Items listed in a dataset
— start —

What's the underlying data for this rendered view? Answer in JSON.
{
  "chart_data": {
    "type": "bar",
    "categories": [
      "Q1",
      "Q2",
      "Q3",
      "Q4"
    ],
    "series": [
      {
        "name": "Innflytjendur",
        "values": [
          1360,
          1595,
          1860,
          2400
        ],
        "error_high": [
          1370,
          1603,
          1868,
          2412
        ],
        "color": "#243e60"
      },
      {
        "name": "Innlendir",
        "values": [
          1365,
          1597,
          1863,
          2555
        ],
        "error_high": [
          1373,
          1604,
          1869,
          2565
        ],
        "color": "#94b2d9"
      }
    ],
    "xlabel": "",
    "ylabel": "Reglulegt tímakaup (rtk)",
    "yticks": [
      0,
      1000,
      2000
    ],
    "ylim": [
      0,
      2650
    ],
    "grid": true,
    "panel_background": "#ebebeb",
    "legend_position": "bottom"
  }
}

— end —

■ **DIRECTION**:
Quote each line of the data above exactly as written.

■ **TASK RESULT**:
What's the underlying data for this rendered view? Answer in JSON.
{
  "chart_data": {
    "type": "bar",
    "categories": [
      "Q1",
      "Q2",
      "Q3",
      "Q4"
    ],
    "series": [
      {
        "name": "Innflytjendur",
        "values": [
          1360,
          1595,
          1860,
          2400
        ],
        "error_high": [
          1370,
          1603,
          1868,
          2412
        ],
        "color": "#243e60"
      },
      {
        "name": "Innlendir",
        "values": [
          1365,
          1597,
          1863,
          2555
        ],
        "error_high": [
          1373,
          1604,
          1869,
          2565
        ],
        "color": "#94b2d9"
      }
    ],
    "xlabel": "",
    "ylabel": "Reglulegt tímakaup (rtk)",
    "yticks": [
      0,
      1000,
      2000
    ],
    "ylim": [
      0,
      2650
    ],
    "grid": true,
    "panel_background": "#ebebeb",
    "legend_position": "bottom"
  }
}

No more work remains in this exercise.